Au lendemain d’un autre reportage traitant de l’existence de  filiales de Québecor dans les paradis fiscaux, l’ancien PDG, Pierre-Karl Péladeau, a de nouveau été placé sur la sellette. Alors que certains l’accusent d’avoir pratiqué l’évitement fiscal du temps où il était PDG de l’entreprise, lui se défend d’avoir enfreint les règles. Métro a interrogé deux spécialistes de la fiscalité pour en savoir un peu plus sur le sujet.

Quelle est la différence entre évasion fiscale et évitement fiscal?
Dans les deux cas, il s’agit de réduire l’impôt au minimum en utilisant l’un des 23 paradis fiscaux, où le taux d’imposition est proche de zéro, alors qu’il est de 26,8% au Québec pour les entreprises réalisant plus de 500 000$ de chiffre d’affaires. «L’évasion fiscale est illégale dans tous les sens de la loi. Alors que l’évitement fiscal consiste à respecter la lettre (les règles), mais pas l’esprit de la loi», explique André Lareau, professeur de fiscalité à l’Université Laval. Par exemple, l’entreprise américaine Starbucks a installé l’entité qui détient la propriété intellectuelle de la marque dans un pays à faible imposition. Cette entité facture à fort prix l’utilisation de la marque afin de diminuer les profits (et donc les impôts) des filiales installées dans les pays à forte imposition. Il n’y a rien d’illégal, mais d’un point de vue moral, c’est douteux, car cela contribue à affaiblir les finances publiques. «L’évitement fiscal abusif peut être sanctionné, mais l’abus de la loi est complexe à prouver, ce qui a donné lieu à plusieurs décisions judiciaires favorables aux contribuables ayant eu recours à des planifications pour le moins audacieuses. Dans le milieu de la fiscalité, plusieurs soutiennent qu’il revient au gouvernement de légiférer de façon spécifique s’il entend mettre fin à certains types d’optimisation fiscale», précise Lyne Latulippe, professeure à l’Université de Sherbrooke.

Données de découpage des pages

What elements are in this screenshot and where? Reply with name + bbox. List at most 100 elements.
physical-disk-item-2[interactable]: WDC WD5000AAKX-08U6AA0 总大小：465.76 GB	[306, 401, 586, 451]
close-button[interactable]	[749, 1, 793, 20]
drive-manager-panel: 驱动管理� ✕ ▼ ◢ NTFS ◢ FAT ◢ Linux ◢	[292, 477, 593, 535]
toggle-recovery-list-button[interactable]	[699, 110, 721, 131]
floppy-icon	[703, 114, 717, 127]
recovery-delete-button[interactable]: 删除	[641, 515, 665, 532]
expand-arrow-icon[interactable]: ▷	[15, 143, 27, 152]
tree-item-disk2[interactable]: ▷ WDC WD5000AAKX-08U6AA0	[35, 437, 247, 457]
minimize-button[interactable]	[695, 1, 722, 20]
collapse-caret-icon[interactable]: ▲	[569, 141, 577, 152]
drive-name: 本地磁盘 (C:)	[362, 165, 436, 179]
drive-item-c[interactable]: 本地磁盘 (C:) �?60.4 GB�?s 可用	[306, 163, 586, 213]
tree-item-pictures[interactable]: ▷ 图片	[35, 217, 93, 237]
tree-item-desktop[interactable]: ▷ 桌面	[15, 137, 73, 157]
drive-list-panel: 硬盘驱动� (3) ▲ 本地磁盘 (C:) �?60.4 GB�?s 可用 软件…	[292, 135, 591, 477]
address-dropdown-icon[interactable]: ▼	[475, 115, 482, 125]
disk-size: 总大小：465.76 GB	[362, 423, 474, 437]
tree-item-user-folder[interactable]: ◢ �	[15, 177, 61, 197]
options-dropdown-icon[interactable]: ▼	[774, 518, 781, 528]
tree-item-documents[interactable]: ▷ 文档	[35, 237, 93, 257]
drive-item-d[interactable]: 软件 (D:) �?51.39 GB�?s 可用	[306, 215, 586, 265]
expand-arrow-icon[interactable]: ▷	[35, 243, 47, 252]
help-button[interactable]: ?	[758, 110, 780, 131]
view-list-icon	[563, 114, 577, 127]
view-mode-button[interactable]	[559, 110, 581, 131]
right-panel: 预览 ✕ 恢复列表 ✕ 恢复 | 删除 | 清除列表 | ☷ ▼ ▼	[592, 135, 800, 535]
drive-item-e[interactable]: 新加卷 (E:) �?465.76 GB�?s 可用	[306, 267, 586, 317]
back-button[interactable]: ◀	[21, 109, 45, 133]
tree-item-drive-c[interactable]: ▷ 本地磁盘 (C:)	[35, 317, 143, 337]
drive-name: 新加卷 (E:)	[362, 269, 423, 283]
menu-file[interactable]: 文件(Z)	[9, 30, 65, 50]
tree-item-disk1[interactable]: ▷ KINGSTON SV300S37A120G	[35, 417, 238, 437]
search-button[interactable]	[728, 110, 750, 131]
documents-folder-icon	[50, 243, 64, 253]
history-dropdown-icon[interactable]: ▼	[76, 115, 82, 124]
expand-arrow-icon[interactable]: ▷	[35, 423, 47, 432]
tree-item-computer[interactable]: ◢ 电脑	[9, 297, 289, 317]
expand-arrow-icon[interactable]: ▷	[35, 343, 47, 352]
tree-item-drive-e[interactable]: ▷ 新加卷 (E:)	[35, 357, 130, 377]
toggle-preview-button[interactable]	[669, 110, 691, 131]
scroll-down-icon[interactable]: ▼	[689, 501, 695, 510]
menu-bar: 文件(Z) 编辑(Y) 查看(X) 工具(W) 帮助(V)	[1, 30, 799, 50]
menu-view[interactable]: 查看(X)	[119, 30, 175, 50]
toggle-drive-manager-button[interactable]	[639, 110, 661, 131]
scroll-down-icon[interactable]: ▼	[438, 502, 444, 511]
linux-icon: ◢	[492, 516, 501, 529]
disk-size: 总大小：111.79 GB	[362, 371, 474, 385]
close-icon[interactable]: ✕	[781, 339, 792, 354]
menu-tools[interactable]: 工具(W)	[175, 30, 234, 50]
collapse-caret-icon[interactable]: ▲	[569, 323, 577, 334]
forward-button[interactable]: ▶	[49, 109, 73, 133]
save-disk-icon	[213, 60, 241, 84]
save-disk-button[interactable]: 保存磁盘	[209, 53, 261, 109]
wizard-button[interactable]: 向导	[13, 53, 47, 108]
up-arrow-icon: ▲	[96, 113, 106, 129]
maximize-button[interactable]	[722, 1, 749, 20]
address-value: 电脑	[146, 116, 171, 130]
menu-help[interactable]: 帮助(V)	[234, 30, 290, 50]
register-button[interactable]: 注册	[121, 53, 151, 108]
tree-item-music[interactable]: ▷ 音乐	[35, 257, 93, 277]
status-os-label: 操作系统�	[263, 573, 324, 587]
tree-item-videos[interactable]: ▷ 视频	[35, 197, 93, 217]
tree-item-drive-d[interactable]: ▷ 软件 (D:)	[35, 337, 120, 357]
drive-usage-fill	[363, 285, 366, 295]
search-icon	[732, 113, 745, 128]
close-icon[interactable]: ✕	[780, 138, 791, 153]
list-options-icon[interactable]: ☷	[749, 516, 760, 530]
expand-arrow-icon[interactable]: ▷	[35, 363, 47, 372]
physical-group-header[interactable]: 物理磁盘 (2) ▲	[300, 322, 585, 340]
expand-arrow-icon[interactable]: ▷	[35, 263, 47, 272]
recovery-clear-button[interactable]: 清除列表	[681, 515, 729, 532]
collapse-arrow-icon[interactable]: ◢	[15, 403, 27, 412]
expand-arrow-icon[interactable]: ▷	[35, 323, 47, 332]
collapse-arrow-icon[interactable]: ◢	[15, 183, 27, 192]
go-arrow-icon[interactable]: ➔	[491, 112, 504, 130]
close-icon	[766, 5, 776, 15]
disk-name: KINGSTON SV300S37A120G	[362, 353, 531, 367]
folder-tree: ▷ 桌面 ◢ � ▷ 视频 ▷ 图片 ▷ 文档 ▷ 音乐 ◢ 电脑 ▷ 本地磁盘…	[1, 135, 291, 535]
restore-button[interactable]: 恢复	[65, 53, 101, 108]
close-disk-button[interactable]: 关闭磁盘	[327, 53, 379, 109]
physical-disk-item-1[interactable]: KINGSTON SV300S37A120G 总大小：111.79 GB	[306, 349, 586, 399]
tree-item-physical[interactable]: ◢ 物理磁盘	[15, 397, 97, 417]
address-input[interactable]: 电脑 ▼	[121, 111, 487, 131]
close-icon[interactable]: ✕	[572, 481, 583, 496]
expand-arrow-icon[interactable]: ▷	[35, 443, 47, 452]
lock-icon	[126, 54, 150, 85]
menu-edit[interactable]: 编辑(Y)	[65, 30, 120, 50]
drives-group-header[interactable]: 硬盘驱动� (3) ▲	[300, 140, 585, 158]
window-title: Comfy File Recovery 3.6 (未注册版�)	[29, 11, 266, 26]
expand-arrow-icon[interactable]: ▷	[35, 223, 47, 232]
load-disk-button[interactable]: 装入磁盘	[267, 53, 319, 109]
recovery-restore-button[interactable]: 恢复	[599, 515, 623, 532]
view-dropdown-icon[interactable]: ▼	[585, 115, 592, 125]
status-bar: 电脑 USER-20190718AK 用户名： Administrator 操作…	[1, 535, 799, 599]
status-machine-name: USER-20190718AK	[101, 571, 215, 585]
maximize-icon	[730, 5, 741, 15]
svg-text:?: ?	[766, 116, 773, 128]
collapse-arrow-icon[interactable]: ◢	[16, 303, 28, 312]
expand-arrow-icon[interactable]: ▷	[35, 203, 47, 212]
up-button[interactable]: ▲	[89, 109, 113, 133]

◆ **TÂCHE À FAIRE**
Recopiez en entier, mot pour mot, l'extrait sur l'évasion et l'évitement fiscal.

◆ **RÉPONSE ATTENDUE**
Au lendemain d’un autre reportage traitant de l’existence de  filiales de Québecor dans les paradis fiscaux, l’ancien PDG, Pierre-Karl Péladeau, a de nouveau été placé sur la sellette. Alors que certains l’accusent d’avoir pratiqué l’évitement fiscal du temps où il était PDG de l’entreprise, lui se défend d’avoir enfreint les règles. Métro a interrogé deux spécialistes de la fiscalité pour en savoir un peu plus sur le sujet.

Quelle est la différence entre évasion fiscale et évitement fiscal?
Dans les deux cas, il s’agit de réduire l’impôt au minimum en utilisant l’un des 23 paradis fiscaux, où le taux d’imposition est proche de zéro, alors qu’il est de 26,8% au Québec pour les entreprises réalisant plus de 500 000$ de chiffre d’affaires. «L’évasion fiscale est illégale dans tous les sens de la loi. Alors que l’évitement fiscal consiste à respecter la lettre (les règles), mais pas l’esprit de la loi», explique André Lareau, professeur de fiscalité à l’Université Laval. Par exemple, l’entreprise américaine Starbucks a installé l’entité qui détient la propriété intellectuelle de la marque dans un pays à faible imposition. Cette entité facture à fort prix l’utilisation de la marque afin de diminuer les profits (et donc les impôts) des filiales installées dans les pays à forte imposition. Il n’y a rien d’illégal, mais d’un point de vue moral, c’est douteux, car cela contribue à affaiblir les finances publiques. «L’évitement fiscal abusif peut être sanctionné, mais l’abus de la loi est complexe à prouver, ce qui a donné lieu à plusieurs décisions judiciaires favorables aux contribuables ayant eu recours à des planifications pour le moins audacieuses. Dans le milieu de la fiscalité, plusieurs soutiennent qu’il revient au gouvernement de légiférer de façon spécifique s’il entend mettre fin à certains types d’optimisation fiscale», précise Lyne Latulippe, professeure à l’Université de Sherbrooke.